GOAL ->
Copy out each line of the data that holds the word "Length".

——————

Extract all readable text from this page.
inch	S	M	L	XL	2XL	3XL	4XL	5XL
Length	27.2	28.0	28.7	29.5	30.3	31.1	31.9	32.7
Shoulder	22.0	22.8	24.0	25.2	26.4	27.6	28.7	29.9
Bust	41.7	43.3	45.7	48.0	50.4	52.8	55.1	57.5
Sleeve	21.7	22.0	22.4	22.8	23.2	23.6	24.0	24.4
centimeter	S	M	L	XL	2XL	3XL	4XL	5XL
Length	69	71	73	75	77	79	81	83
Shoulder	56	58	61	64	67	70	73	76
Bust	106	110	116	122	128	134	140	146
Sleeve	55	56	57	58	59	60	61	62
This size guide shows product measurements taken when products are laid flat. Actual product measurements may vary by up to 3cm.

——————

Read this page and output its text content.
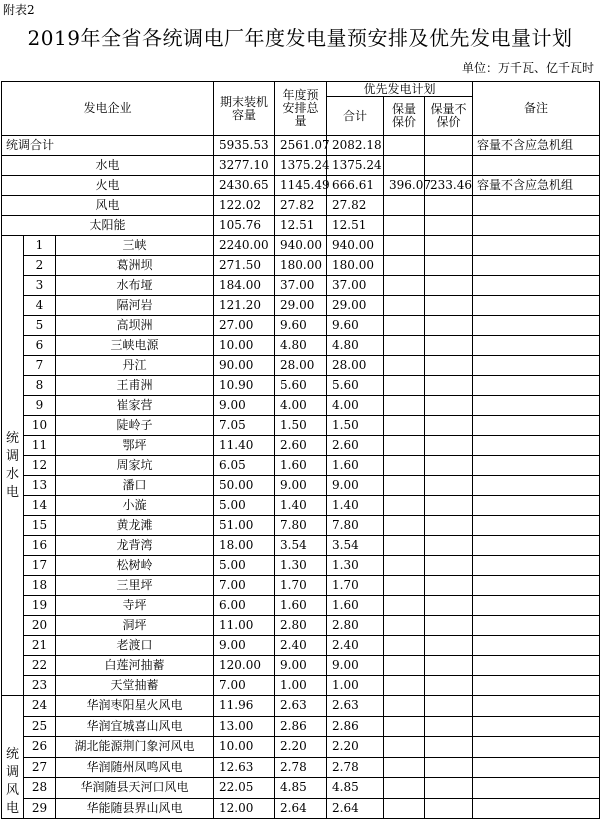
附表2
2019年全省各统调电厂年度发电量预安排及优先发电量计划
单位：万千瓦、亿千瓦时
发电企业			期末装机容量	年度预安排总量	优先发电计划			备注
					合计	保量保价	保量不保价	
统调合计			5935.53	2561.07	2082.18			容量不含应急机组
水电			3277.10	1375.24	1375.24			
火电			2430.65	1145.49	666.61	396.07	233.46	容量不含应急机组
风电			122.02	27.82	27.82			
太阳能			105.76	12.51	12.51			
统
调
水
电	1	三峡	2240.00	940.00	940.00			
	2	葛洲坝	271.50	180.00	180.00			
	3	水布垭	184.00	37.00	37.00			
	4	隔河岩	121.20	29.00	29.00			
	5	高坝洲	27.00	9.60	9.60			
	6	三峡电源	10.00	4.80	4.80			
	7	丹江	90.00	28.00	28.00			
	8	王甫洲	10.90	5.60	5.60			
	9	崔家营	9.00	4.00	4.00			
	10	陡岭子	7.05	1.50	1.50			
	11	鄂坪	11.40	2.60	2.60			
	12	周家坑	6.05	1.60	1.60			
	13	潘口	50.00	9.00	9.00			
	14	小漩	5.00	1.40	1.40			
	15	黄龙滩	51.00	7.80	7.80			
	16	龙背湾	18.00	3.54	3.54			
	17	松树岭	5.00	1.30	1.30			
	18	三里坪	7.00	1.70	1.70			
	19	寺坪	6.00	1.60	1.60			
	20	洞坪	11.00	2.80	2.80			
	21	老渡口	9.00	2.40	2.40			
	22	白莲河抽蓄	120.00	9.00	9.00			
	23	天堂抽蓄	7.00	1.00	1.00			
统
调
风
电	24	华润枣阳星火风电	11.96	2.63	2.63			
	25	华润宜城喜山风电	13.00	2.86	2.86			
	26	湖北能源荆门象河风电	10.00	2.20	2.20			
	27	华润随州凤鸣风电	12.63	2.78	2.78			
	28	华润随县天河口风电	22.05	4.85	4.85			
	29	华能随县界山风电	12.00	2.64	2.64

——————

EXERCISE OUTPUT ->
Length	27.2	28.0	28.7	29.5	30.3	31.1	31.9	32.7
Length	69	71	73	75	77	79	81	83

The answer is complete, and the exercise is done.